**TASK MATERIAL**

--------------------

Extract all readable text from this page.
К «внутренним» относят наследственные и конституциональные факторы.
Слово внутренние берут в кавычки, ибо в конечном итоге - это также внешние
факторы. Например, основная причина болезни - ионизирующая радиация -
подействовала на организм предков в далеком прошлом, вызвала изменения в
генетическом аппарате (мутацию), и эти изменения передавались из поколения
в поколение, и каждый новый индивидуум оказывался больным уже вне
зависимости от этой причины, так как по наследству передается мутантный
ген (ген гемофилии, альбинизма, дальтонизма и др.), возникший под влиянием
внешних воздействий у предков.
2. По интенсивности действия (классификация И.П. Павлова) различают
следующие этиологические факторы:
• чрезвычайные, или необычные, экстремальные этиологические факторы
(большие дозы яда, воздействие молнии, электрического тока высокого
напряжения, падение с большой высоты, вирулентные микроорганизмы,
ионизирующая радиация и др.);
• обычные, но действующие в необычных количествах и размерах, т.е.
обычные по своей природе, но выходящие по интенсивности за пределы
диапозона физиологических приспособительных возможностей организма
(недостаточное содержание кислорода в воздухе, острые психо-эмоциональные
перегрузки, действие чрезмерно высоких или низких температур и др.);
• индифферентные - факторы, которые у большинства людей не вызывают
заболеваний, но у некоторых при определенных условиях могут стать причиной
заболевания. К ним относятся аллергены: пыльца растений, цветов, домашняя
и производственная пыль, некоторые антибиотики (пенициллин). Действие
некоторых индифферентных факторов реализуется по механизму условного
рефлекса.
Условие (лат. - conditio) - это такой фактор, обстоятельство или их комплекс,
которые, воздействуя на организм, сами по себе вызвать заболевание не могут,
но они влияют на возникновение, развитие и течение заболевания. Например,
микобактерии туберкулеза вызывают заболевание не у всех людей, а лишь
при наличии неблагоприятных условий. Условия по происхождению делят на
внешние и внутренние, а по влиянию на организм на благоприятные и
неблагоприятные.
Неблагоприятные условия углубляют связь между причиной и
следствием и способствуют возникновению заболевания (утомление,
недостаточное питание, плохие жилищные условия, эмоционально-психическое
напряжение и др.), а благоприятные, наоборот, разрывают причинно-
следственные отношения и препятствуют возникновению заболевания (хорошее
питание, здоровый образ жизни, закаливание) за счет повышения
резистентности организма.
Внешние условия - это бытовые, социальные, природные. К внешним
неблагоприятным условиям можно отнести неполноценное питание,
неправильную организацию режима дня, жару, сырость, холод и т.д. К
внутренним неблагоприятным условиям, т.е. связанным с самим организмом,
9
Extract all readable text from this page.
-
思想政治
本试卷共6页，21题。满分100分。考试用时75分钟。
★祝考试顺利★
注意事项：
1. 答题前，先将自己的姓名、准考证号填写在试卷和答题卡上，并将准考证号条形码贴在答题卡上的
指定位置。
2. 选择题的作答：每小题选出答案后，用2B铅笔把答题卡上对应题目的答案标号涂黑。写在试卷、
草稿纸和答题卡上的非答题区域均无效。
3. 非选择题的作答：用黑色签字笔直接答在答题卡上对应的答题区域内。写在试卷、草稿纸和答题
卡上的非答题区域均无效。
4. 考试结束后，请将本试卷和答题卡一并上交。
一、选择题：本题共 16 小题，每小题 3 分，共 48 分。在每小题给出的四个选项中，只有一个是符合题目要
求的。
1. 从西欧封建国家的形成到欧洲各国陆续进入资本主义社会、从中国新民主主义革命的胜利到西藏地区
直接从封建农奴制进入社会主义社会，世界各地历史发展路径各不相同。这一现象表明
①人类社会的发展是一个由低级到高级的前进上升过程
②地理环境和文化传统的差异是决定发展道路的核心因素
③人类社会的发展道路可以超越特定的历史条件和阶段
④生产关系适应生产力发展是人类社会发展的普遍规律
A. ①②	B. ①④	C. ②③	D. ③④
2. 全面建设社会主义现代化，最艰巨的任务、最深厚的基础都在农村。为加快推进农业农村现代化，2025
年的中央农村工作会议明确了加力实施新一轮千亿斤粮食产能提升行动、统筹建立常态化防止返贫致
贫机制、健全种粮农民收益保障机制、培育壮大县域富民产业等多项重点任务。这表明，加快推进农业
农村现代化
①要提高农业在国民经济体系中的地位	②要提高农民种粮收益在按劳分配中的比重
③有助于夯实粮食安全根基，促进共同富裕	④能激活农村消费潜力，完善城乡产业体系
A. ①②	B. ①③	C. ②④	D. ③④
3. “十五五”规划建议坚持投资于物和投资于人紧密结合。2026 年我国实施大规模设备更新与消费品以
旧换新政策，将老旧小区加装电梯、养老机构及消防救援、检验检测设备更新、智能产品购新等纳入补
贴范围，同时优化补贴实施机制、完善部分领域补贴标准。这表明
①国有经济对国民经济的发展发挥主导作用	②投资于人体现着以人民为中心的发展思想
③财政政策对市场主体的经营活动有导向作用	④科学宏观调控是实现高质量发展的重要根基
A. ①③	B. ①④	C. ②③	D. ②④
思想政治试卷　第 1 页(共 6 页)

--------------------

Extract each line of the material exactly as it stands.

**ANSWER TO THE TASK**
Extract all readable text from this page.
К «внутренним» относят наследственные и конституциональные факторы.
Слово внутренние берут в кавычки, ибо в конечном итоге - это также внешние
факторы. Например, основная причина болезни - ионизирующая радиация -
подействовала на организм предков в далеком прошлом, вызвала изменения в
генетическом аппарате (мутацию), и эти изменения передавались из поколения
в поколение, и каждый новый индивидуум оказывался больным уже вне
зависимости от этой причины, так как по наследству передается мутантный
ген (ген гемофилии, альбинизма, дальтонизма и др.), возникший под влиянием
внешних воздействий у предков.
2. По интенсивности действия (классификация И.П. Павлова) различают
следующие этиологические факторы:
• чрезвычайные, или необычные, экстремальные этиологические факторы
(большие дозы яда, воздействие молнии, электрического тока высокого
напряжения, падение с большой высоты, вирулентные микроорганизмы,
ионизирующая радиация и др.);
• обычные, но действующие в необычных количествах и размерах, т.е.
обычные по своей природе, но выходящие по интенсивности за пределы
диапозона физиологических приспособительных возможностей организма
(недостаточное содержание кислорода в воздухе, острые психо-эмоциональные
перегрузки, действие чрезмерно высоких или низких температур и др.);
• индифферентные - факторы, которые у большинства людей не вызывают
заболеваний, но у некоторых при определенных условиях могут стать причиной
заболевания. К ним относятся аллергены: пыльца растений, цветов, домашняя
и производственная пыль, некоторые антибиотики (пенициллин). Действие
некоторых индифферентных факторов реализуется по механизму условного
рефлекса.
Условие (лат. - conditio) - это такой фактор, обстоятельство или их комплекс,
которые, воздействуя на организм, сами по себе вызвать заболевание не могут,
но они влияют на возникновение, развитие и течение заболевания. Например,
микобактерии туберкулеза вызывают заболевание не у всех людей, а лишь
при наличии неблагоприятных условий. Условия по происхождению делят на
внешние и внутренние, а по влиянию на организм на благоприятные и
неблагоприятные.
Неблагоприятные условия углубляют связь между причиной и
следствием и способствуют возникновению заболевания (утомление,
недостаточное питание, плохие жилищные условия, эмоционально-психическое
напряжение и др.), а благоприятные, наоборот, разрывают причинно-
следственные отношения и препятствуют возникновению заболевания (хорошее
питание, здоровый образ жизни, закаливание) за счет повышения
резистентности организма.
Внешние условия - это бытовые, социальные, природные. К внешним
неблагоприятным условиям можно отнести неполноценное питание,
неправильную организацию режима дня, жару, сырость, холод и т.д. К
внутренним неблагоприятным условиям, т.е. связанным с самим организмом,
9
Extract all readable text from this page.
-
思想政治
本试卷共6页，21题。满分100分。考试用时75分钟。
★祝考试顺利★
注意事项：
1. 答题前，先将自己的姓名、准考证号填写在试卷和答题卡上，并将准考证号条形码贴在答题卡上的
指定位置。
2. 选择题的作答：每小题选出答案后，用2B铅笔把答题卡上对应题目的答案标号涂黑。写在试卷、
草稿纸和答题卡上的非答题区域均无效。
3. 非选择题的作答：用黑色签字笔直接答在答题卡上对应的答题区域内。写在试卷、草稿纸和答题
卡上的非答题区域均无效。
4. 考试结束后，请将本试卷和答题卡一并上交。
一、选择题：本题共 16 小题，每小题 3 分，共 48 分。在每小题给出的四个选项中，只有一个是符合题目要
求的。
1. 从西欧封建国家的形成到欧洲各国陆续进入资本主义社会、从中国新民主主义革命的胜利到西藏地区
直接从封建农奴制进入社会主义社会，世界各地历史发展路径各不相同。这一现象表明
①人类社会的发展是一个由低级到高级的前进上升过程
②地理环境和文化传统的差异是决定发展道路的核心因素
③人类社会的发展道路可以超越特定的历史条件和阶段
④生产关系适应生产力发展是人类社会发展的普遍规律
A. ①②	B. ①④	C. ②③	D. ③④
2. 全面建设社会主义现代化，最艰巨的任务、最深厚的基础都在农村。为加快推进农业农村现代化，2025
年的中央农村工作会议明确了加力实施新一轮千亿斤粮食产能提升行动、统筹建立常态化防止返贫致
贫机制、健全种粮农民收益保障机制、培育壮大县域富民产业等多项重点任务。这表明，加快推进农业
农村现代化
①要提高农业在国民经济体系中的地位	②要提高农民种粮收益在按劳分配中的比重
③有助于夯实粮食安全根基，促进共同富裕	④能激活农村消费潜力，完善城乡产业体系
A. ①②	B. ①③	C. ②④	D. ③④
3. “十五五”规划建议坚持投资于物和投资于人紧密结合。2026 年我国实施大规模设备更新与消费品以
旧换新政策，将老旧小区加装电梯、养老机构及消防救援、检验检测设备更新、智能产品购新等纳入补
贴范围，同时优化补贴实施机制、完善部分领域补贴标准。这表明
①国有经济对国民经济的发展发挥主导作用	②投资于人体现着以人民为中心的发展思想
③财政政策对市场主体的经营活动有导向作用	④科学宏观调控是实现高质量发展的重要根基
A. ①③	B. ①④	C. ②③	D. ②④
思想政治试卷　第 1 页(共 6 页)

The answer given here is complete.